[Element placement data]
-*-

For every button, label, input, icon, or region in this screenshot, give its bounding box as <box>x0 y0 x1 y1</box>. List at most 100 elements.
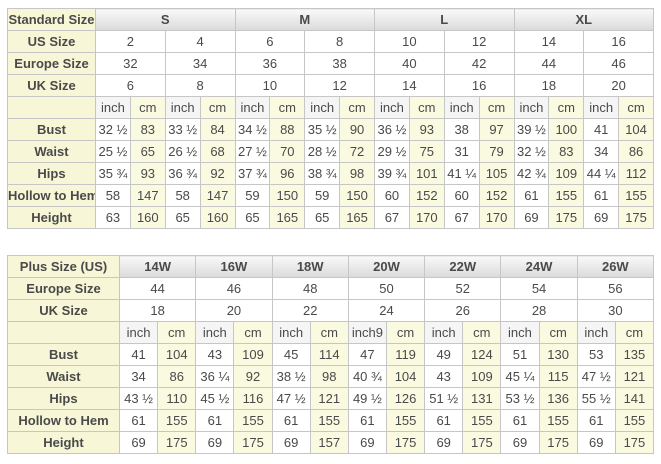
unit-header: inch <box>195 321 235 344</box>
unit-header: cm <box>199 96 236 119</box>
measurement-cell: 124 <box>462 343 502 366</box>
size-group-header: L <box>374 8 515 31</box>
unit-header: cm <box>157 321 197 344</box>
measurement-cell: 90 <box>339 118 375 141</box>
unit-header-row: inch cm inch cm inch cm inch cm inch cm inch cm inch… <box>7 96 654 119</box>
measurement-cell: 69 <box>513 206 550 229</box>
measurement-cell: 63 <box>95 206 131 229</box>
measurement-cell: 165 <box>269 206 306 229</box>
unit-header: cm <box>269 96 306 119</box>
plus-size-table-body: Plus Size (US) 14W 16W 18W 20W 22W 24W 26W Europ… <box>7 255 655 454</box>
measurement-cell: 175 <box>157 431 197 454</box>
row-label: US Size <box>7 30 96 53</box>
measurement-cell: 175 <box>538 431 578 454</box>
measurement-cell: 98 <box>339 162 375 185</box>
group-header-row: Standard Size S M L XL <box>7 8 654 31</box>
measurement-cell: 61 <box>347 409 387 432</box>
measurement-row: Hollow to Hem 58 147 58 147 59 150 59 150 60 152 60… <box>7 184 654 207</box>
measurement-cell: 155 <box>538 409 578 432</box>
measurement-cell: 51 <box>500 343 540 366</box>
measurement-cell: 96 <box>269 162 306 185</box>
standard-size-table-body: Standard Size S M L XL US Size 2 4 6 8 10 12 14 16 Eur… <box>7 8 654 229</box>
measurement-cell: 152 <box>408 184 445 207</box>
measurement-cell: 36 ¼ <box>195 365 235 388</box>
measurement-cell: 44 ¼ <box>583 162 620 185</box>
size-value-cell: 54 <box>500 277 578 300</box>
measurement-cell: 37 ¾ <box>234 162 271 185</box>
measurement-cell: 141 <box>614 387 655 410</box>
size-value-cell: 46 <box>583 52 654 75</box>
measurement-cell: 65 <box>129 140 166 163</box>
measurement-cell: 43 ½ <box>118 387 159 410</box>
measurement-row: Height 63 160 65 160 65 165 65 165 67 170 67 170 69 17… <box>7 206 654 229</box>
measurement-cell: 155 <box>462 409 502 432</box>
measurement-cell: 61 <box>195 409 235 432</box>
size-value-cell: 42 <box>443 52 515 75</box>
unit-header: inch <box>374 96 410 119</box>
unit-header: inch <box>118 321 159 344</box>
measurement-cell: 109 <box>233 343 273 366</box>
row-label: Waist <box>7 140 96 163</box>
measurement-cell: 155 <box>385 409 426 432</box>
measurement-cell: 36 ¾ <box>164 162 201 185</box>
measurement-cell: 69 <box>347 431 387 454</box>
row-label: Height <box>7 431 120 454</box>
measurement-cell: 119 <box>385 343 426 366</box>
measurement-cell: 131 <box>462 387 502 410</box>
measurement-cell: 160 <box>199 206 236 229</box>
measurement-cell: 86 <box>618 140 654 163</box>
measurement-cell: 93 <box>129 162 166 185</box>
size-value-cell: 20 <box>195 299 273 322</box>
measurement-cell: 61 <box>576 409 616 432</box>
measurement-cell: 29 ½ <box>374 140 410 163</box>
unit-row-spacer <box>7 321 120 344</box>
table-corner-label: Plus Size (US) <box>7 255 120 278</box>
measurement-cell: 130 <box>538 343 578 366</box>
measurement-cell: 39 ¾ <box>374 162 410 185</box>
measurement-cell: 109 <box>462 365 502 388</box>
unit-header: inch <box>424 321 464 344</box>
measurement-cell: 69 <box>500 431 540 454</box>
measurement-cell: 83 <box>548 140 585 163</box>
measurement-cell: 34 <box>118 365 159 388</box>
measurement-cell: 68 <box>199 140 236 163</box>
table-corner-label: Standard Size <box>7 8 96 31</box>
measurement-cell: 79 <box>478 140 515 163</box>
unit-header: inch <box>583 96 620 119</box>
measurement-cell: 83 <box>129 118 166 141</box>
measurement-cell: 155 <box>614 409 655 432</box>
measurement-cell: 27 ½ <box>234 140 271 163</box>
measurement-row: Hollow to Hem 61 155 61 155 61 155 61 155 61 155 61… <box>7 409 655 432</box>
measurement-cell: 155 <box>233 409 273 432</box>
unit-header: cm <box>233 321 273 344</box>
measurement-cell: 35 ¾ <box>95 162 131 185</box>
size-value-cell: 12 <box>304 74 375 97</box>
size-value-cell: 40 <box>374 52 445 75</box>
measurement-cell: 97 <box>478 118 515 141</box>
measurement-cell: 36 ½ <box>374 118 410 141</box>
measurement-cell: 72 <box>339 140 375 163</box>
measurement-row: Hips 43 ½ 110 45 ½ 116 47 ½ 121 49 ½ 126 51 ½ 131 5… <box>7 387 655 410</box>
measurement-cell: 69 <box>424 431 464 454</box>
measurement-cell: 65 <box>164 206 201 229</box>
size-value-cell: 32 <box>95 52 166 75</box>
size-group-header: S <box>95 8 236 31</box>
measurement-cell: 175 <box>462 431 502 454</box>
row-label: Waist <box>7 365 120 388</box>
size-group-header: 22W <box>424 255 502 278</box>
measurement-cell: 58 <box>164 184 201 207</box>
measurement-cell: 136 <box>538 387 578 410</box>
size-conversion-row: US Size 2 4 6 8 10 12 14 16 <box>7 30 654 53</box>
unit-header: cm <box>129 96 166 119</box>
measurement-cell: 114 <box>309 343 349 366</box>
measurement-cell: 59 <box>234 184 271 207</box>
measurement-cell: 65 <box>304 206 341 229</box>
unit-header: inch <box>443 96 480 119</box>
measurement-cell: 155 <box>157 409 197 432</box>
size-group-header: 24W <box>500 255 578 278</box>
measurement-cell: 170 <box>408 206 445 229</box>
measurement-cell: 49 <box>424 343 464 366</box>
plus-size-table: Plus Size (US) 14W 16W 18W 20W 22W 24W 26W Europ… <box>7 255 655 454</box>
measurement-cell: 25 ½ <box>95 140 131 163</box>
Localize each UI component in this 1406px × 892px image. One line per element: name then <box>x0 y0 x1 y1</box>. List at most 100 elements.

-*-

▶ [Task to complete]
Copy every line of the records above verbatim, leaving out the pictures.

▶ [Solution]
For every button, label, input, icon, or region in this screenshot, give its bounding box as <box>x0 y0 x1 y1</box>. List at most 100 elements.
unit-header: inch <box>195 321 235 344</box>
unit-header: cm <box>199 96 236 119</box>
measurement-cell: 124 <box>462 343 502 366</box>
size-group-header: L <box>374 8 515 31</box>
unit-header: cm <box>157 321 197 344</box>
measurement-cell: 90 <box>339 118 375 141</box>
unit-header-row: inch cm inch cm inch cm inch cm inch cm inch cm inch… <box>7 96 654 119</box>
measurement-cell: 69 <box>513 206 550 229</box>
measurement-cell: 63 <box>95 206 131 229</box>
measurement-cell: 165 <box>269 206 306 229</box>
unit-header: cm <box>269 96 306 119</box>
plus-size-table-body: Plus Size (US) 14W 16W 18W 20W 22W 24W 26W Europ… <box>7 255 655 454</box>
measurement-cell: 175 <box>157 431 197 454</box>
row-label: US Size <box>7 30 96 53</box>
measurement-cell: 175 <box>538 431 578 454</box>
measurement-cell: 98 <box>339 162 375 185</box>
group-header-row: Standard Size S M L XL <box>7 8 654 31</box>
measurement-cell: 61 <box>347 409 387 432</box>
measurement-row: Hollow to Hem 58 147 58 147 59 150 59 150 60 152 60… <box>7 184 654 207</box>
measurement-cell: 155 <box>538 409 578 432</box>
measurement-cell: 51 <box>500 343 540 366</box>
measurement-cell: 96 <box>269 162 306 185</box>
standard-size-table-body: Standard Size S M L XL US Size 2 4 6 8 10 12 14 16 Eur… <box>7 8 654 229</box>
measurement-cell: 152 <box>408 184 445 207</box>
measurement-cell: 36 ¼ <box>195 365 235 388</box>
measurement-cell: 44 ¼ <box>583 162 620 185</box>
size-value-cell: 54 <box>500 277 578 300</box>
measurement-cell: 37 ¾ <box>234 162 271 185</box>
measurement-cell: 141 <box>614 387 655 410</box>
size-value-cell: 46 <box>583 52 654 75</box>
measurement-cell: 65 <box>129 140 166 163</box>
measurement-cell: 43 ½ <box>118 387 159 410</box>
measurement-row: Height 63 160 65 160 65 165 65 165 67 170 67 170 69 17… <box>7 206 654 229</box>
measurement-cell: 155 <box>462 409 502 432</box>
measurement-cell: 61 <box>195 409 235 432</box>
size-value-cell: 42 <box>443 52 515 75</box>
unit-header: inch <box>374 96 410 119</box>
unit-header: inch <box>118 321 159 344</box>
measurement-cell: 109 <box>233 343 273 366</box>
row-label: Waist <box>7 140 96 163</box>
measurement-cell: 155 <box>385 409 426 432</box>
measurement-cell: 36 ¾ <box>164 162 201 185</box>
measurement-cell: 69 <box>347 431 387 454</box>
row-label: Height <box>7 431 120 454</box>
measurement-cell: 119 <box>385 343 426 366</box>
measurement-cell: 131 <box>462 387 502 410</box>
measurement-cell: 160 <box>199 206 236 229</box>
measurement-cell: 86 <box>618 140 654 163</box>
measurement-cell: 93 <box>129 162 166 185</box>
size-value-cell: 20 <box>195 299 273 322</box>
measurement-cell: 61 <box>576 409 616 432</box>
measurement-cell: 29 ½ <box>374 140 410 163</box>
unit-row-spacer <box>7 321 120 344</box>
table-corner-label: Plus Size (US) <box>7 255 120 278</box>
measurement-cell: 130 <box>538 343 578 366</box>
measurement-cell: 39 ¾ <box>374 162 410 185</box>
measurement-cell: 109 <box>462 365 502 388</box>
unit-header: inch <box>424 321 464 344</box>
measurement-cell: 69 <box>500 431 540 454</box>
measurement-cell: 83 <box>548 140 585 163</box>
measurement-cell: 34 <box>118 365 159 388</box>
measurement-cell: 68 <box>199 140 236 163</box>
table-corner-label: Standard Size <box>7 8 96 31</box>
measurement-cell: 79 <box>478 140 515 163</box>
unit-header: inch <box>583 96 620 119</box>
measurement-cell: 83 <box>129 118 166 141</box>
measurement-cell: 155 <box>614 409 655 432</box>
measurement-cell: 27 ½ <box>234 140 271 163</box>
measurement-row: Hollow to Hem 61 155 61 155 61 155 61 155 61 155 61… <box>7 409 655 432</box>
measurement-cell: 155 <box>233 409 273 432</box>
unit-header: cm <box>233 321 273 344</box>
measurement-cell: 35 ¾ <box>95 162 131 185</box>
size-value-cell: 12 <box>304 74 375 97</box>
size-value-cell: 40 <box>374 52 445 75</box>
measurement-cell: 97 <box>478 118 515 141</box>
measurement-cell: 36 ½ <box>374 118 410 141</box>
measurement-cell: 72 <box>339 140 375 163</box>
measurement-row: Hips 43 ½ 110 45 ½ 116 47 ½ 121 49 ½ 126 51 ½ 131 5… <box>7 387 655 410</box>
measurement-cell: 69 <box>424 431 464 454</box>
measurement-cell: 65 <box>164 206 201 229</box>
size-value-cell: 32 <box>95 52 166 75</box>
size-group-header: S <box>95 8 236 31</box>
measurement-cell: 175 <box>462 431 502 454</box>
row-label: Waist <box>7 365 120 388</box>
size-group-header: 22W <box>424 255 502 278</box>
measurement-cell: 58 <box>164 184 201 207</box>
measurement-cell: 136 <box>538 387 578 410</box>
size-conversion-row: US Size 2 4 6 8 10 12 14 16 <box>7 30 654 53</box>
unit-header: cm <box>129 96 166 119</box>
measurement-cell: 114 <box>309 343 349 366</box>
measurement-cell: 59 <box>234 184 271 207</box>
measurement-cell: 65 <box>304 206 341 229</box>
unit-header: inch <box>443 96 480 119</box>
measurement-cell: 155 <box>157 409 197 432</box>
size-group-header: 24W <box>500 255 578 278</box>
measurement-cell: 170 <box>408 206 445 229</box>
measurement-cell: 49 <box>424 343 464 366</box>
plus-size-table: Plus Size (US) 14W 16W 18W 20W 22W 24W 26W Europ… <box>7 255 655 454</box>
measurement-cell: 25 ½ <box>95 140 131 163</box>
Localize each UI component in this 1406px × 892px image. One line per element: name then <box>x0 y0 x1 y1</box>. List at most 100 elements.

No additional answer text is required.